### Records to use ###
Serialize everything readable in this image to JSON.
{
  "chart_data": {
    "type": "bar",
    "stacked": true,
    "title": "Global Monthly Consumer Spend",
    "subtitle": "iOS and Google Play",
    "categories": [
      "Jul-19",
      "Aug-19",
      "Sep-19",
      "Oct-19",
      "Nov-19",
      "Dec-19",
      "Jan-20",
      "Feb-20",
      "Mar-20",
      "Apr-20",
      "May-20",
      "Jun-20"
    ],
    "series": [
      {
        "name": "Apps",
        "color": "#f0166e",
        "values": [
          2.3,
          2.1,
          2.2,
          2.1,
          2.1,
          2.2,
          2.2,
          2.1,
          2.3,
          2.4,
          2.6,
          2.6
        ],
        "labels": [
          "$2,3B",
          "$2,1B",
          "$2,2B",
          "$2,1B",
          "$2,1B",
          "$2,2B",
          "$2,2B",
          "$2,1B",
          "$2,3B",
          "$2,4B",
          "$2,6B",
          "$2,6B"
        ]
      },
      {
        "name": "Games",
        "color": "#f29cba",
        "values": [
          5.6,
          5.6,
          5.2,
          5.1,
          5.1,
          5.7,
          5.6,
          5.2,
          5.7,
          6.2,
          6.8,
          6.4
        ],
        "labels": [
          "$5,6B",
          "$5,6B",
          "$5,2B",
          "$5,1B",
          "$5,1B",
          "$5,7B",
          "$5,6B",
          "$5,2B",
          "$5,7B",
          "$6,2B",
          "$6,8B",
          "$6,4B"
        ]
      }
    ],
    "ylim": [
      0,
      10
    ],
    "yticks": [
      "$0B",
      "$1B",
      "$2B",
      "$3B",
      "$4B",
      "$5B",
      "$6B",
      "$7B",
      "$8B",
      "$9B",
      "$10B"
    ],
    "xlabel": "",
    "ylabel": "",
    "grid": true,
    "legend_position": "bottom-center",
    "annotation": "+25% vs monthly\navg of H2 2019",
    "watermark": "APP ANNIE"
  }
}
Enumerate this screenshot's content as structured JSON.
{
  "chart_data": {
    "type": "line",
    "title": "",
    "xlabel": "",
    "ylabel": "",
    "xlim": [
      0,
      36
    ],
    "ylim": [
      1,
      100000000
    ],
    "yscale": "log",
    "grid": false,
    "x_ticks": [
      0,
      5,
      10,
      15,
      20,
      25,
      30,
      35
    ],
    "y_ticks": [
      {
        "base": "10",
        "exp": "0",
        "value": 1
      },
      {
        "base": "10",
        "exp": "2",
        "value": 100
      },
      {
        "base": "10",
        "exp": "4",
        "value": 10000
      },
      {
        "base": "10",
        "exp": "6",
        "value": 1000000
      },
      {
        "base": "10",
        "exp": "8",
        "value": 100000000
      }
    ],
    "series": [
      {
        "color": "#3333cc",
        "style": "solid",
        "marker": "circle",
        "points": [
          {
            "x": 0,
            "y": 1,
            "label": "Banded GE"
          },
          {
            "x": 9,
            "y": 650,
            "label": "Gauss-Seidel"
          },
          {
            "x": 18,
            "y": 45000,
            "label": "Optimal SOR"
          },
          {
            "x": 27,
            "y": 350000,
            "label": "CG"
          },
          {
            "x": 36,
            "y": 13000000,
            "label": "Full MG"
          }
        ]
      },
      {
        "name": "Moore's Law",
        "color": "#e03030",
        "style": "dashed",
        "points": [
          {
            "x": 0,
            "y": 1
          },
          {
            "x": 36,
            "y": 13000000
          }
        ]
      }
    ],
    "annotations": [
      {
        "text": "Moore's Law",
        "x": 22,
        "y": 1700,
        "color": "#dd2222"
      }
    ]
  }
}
###
▶ [Objective]: All of the entries above need to be reproduced exactly.

▶ [Solution to this problem]:
Serialize everything readable in this image to JSON.
{
  "chart_data": {
    "type": "bar",
    "stacked": true,
    "title": "Global Monthly Consumer Spend",
    "subtitle": "iOS and Google Play",
    "categories": [
      "Jul-19",
      "Aug-19",
      "Sep-19",
      "Oct-19",
      "Nov-19",
      "Dec-19",
      "Jan-20",
      "Feb-20",
      "Mar-20",
      "Apr-20",
      "May-20",
      "Jun-20"
    ],
    "series": [
      {
        "name": "Apps",
        "color": "#f0166e",
        "values": [
          2.3,
          2.1,
          2.2,
          2.1,
          2.1,
          2.2,
          2.2,
          2.1,
          2.3,
          2.4,
          2.6,
          2.6
        ],
        "labels": [
          "$2,3B",
          "$2,1B",
          "$2,2B",
          "$2,1B",
          "$2,1B",
          "$2,2B",
          "$2,2B",
          "$2,1B",
          "$2,3B",
          "$2,4B",
          "$2,6B",
          "$2,6B"
        ]
      },
      {
        "name": "Games",
        "color": "#f29cba",
        "values": [
          5.6,
          5.6,
          5.2,
          5.1,
          5.1,
          5.7,
          5.6,
          5.2,
          5.7,
          6.2,
          6.8,
          6.4
        ],
        "labels": [
          "$5,6B",
          "$5,6B",
          "$5,2B",
          "$5,1B",
          "$5,1B",
          "$5,7B",
          "$5,6B",
          "$5,2B",
          "$5,7B",
          "$6,2B",
          "$6,8B",
          "$6,4B"
        ]
      }
    ],
    "ylim": [
      0,
      10
    ],
    "yticks": [
      "$0B",
      "$1B",
      "$2B",
      "$3B",
      "$4B",
      "$5B",
      "$6B",
      "$7B",
      "$8B",
      "$9B",
      "$10B"
    ],
    "xlabel": "",
    "ylabel": "",
    "grid": true,
    "legend_position": "bottom-center",
    "annotation": "+25% vs monthly\navg of H2 2019",
    "watermark": "APP ANNIE"
  }
}
Enumerate this screenshot's content as structured JSON.
{
  "chart_data": {
    "type": "line",
    "title": "",
    "xlabel": "",
    "ylabel": "",
    "xlim": [
      0,
      36
    ],
    "ylim": [
      1,
      100000000
    ],
    "yscale": "log",
    "grid": false,
    "x_ticks": [
      0,
      5,
      10,
      15,
      20,
      25,
      30,
      35
    ],
    "y_ticks": [
      {
        "base": "10",
        "exp": "0",
        "value": 1
      },
      {
        "base": "10",
        "exp": "2",
        "value": 100
      },
      {
        "base": "10",
        "exp": "4",
        "value": 10000
      },
      {
        "base": "10",
        "exp": "6",
        "value": 1000000
      },
      {
        "base": "10",
        "exp": "8",
        "value": 100000000
      }
    ],
    "series": [
      {
        "color": "#3333cc",
        "style": "solid",
        "marker": "circle",
        "points": [
          {
            "x": 0,
            "y": 1,
            "label": "Banded GE"
          },
          {
            "x": 9,
            "y": 650,
            "label": "Gauss-Seidel"
          },
          {
            "x": 18,
            "y": 45000,
            "label": "Optimal SOR"
          },
          {
            "x": 27,
            "y": 350000,
            "label": "CG"
          },
          {
            "x": 36,
            "y": 13000000,
            "label": "Full MG"
          }
        ]
      },
      {
        "name": "Moore's Law",
        "color": "#e03030",
        "style": "dashed",
        "points": [
          {
            "x": 0,
            "y": 1
          },
          {
            "x": 36,
            "y": 13000000
          }
        ]
      }
    ],
    "annotations": [
      {
        "text": "Moore's Law",
        "x": 22,
        "y": 1700,
        "color": "#dd2222"
      }
    ]
  }
}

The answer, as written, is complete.